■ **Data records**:

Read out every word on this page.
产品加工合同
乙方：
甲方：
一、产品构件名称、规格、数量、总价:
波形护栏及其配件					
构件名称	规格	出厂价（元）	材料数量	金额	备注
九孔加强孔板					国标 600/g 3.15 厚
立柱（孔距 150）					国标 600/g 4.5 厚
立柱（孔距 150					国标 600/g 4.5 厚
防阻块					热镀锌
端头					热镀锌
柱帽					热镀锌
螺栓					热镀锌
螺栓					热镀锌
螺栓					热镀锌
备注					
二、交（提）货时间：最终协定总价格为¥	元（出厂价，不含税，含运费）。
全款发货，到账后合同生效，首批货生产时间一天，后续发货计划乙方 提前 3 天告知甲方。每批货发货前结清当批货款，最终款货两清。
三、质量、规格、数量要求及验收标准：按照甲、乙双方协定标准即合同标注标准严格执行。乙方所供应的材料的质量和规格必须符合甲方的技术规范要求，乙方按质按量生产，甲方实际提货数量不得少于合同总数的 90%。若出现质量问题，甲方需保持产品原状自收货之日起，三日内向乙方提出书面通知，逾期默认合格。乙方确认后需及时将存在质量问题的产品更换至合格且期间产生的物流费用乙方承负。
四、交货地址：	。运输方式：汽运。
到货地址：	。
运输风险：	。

■ **Task prompt**:
Each entry above is to be quoted exactly.

■ **Solved exercise**:
Read out every word on this page.
产品加工合同
乙方：
甲方：
一、产品构件名称、规格、数量、总价:
波形护栏及其配件					
构件名称	规格	出厂价（元）	材料数量	金额	备注
九孔加强孔板					国标 600/g 3.15 厚
立柱（孔距 150）					国标 600/g 4.5 厚
立柱（孔距 150					国标 600/g 4.5 厚
防阻块					热镀锌
端头					热镀锌
柱帽					热镀锌
螺栓					热镀锌
螺栓					热镀锌
螺栓					热镀锌
备注					
二、交（提）货时间：最终协定总价格为¥	元（出厂价，不含税，含运费）。
全款发货，到账后合同生效，首批货生产时间一天，后续发货计划乙方 提前 3 天告知甲方。每批货发货前结清当批货款，最终款货两清。
三、质量、规格、数量要求及验收标准：按照甲、乙双方协定标准即合同标注标准严格执行。乙方所供应的材料的质量和规格必须符合甲方的技术规范要求，乙方按质按量生产，甲方实际提货数量不得少于合同总数的 90%。若出现质量问题，甲方需保持产品原状自收货之日起，三日内向乙方提出书面通知，逾期默认合格。乙方确认后需及时将存在质量问题的产品更换至合格且期间产生的物流费用乙方承负。
四、交货地址：	。运输方式：汽运。
到货地址：	。
运输风险：	。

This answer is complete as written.